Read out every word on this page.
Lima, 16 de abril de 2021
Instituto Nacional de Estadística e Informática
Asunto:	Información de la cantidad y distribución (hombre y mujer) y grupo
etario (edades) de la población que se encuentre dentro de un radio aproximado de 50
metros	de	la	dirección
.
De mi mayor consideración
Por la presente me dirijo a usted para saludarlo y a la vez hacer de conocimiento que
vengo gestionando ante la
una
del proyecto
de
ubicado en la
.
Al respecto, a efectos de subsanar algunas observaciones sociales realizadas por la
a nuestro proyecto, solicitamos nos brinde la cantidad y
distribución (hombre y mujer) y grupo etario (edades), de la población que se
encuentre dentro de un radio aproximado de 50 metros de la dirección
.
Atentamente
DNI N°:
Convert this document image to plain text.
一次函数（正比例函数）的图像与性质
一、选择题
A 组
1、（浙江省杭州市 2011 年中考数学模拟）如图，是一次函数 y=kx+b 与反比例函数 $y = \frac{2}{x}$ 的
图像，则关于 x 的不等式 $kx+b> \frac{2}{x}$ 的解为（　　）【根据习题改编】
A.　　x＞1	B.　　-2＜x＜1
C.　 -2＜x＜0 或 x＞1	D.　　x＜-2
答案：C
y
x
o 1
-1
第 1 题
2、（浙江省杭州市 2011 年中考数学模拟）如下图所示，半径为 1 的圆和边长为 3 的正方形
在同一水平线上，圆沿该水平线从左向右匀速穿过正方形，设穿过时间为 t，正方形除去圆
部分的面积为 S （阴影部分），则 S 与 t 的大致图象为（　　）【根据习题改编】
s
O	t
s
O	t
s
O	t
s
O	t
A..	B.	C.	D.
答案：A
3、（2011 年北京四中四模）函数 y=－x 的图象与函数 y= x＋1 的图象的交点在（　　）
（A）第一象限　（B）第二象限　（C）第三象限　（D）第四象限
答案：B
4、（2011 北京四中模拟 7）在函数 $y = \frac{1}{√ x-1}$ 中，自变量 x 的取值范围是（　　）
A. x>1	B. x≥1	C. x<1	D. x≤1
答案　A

··········

-- Prompt --
Filter the entries down to the lines with the word "浙江省杭州市" in them.

-- Exercise answer --
1、（浙江省杭州市 2011 年中考数学模拟）如图，是一次函数 y=kx+b 与反比例函数 $y = \frac{2}{x}$ 的
2、（浙江省杭州市 2011 年中考数学模拟）如下图所示，半径为 1 的圆和边长为 3 的正方形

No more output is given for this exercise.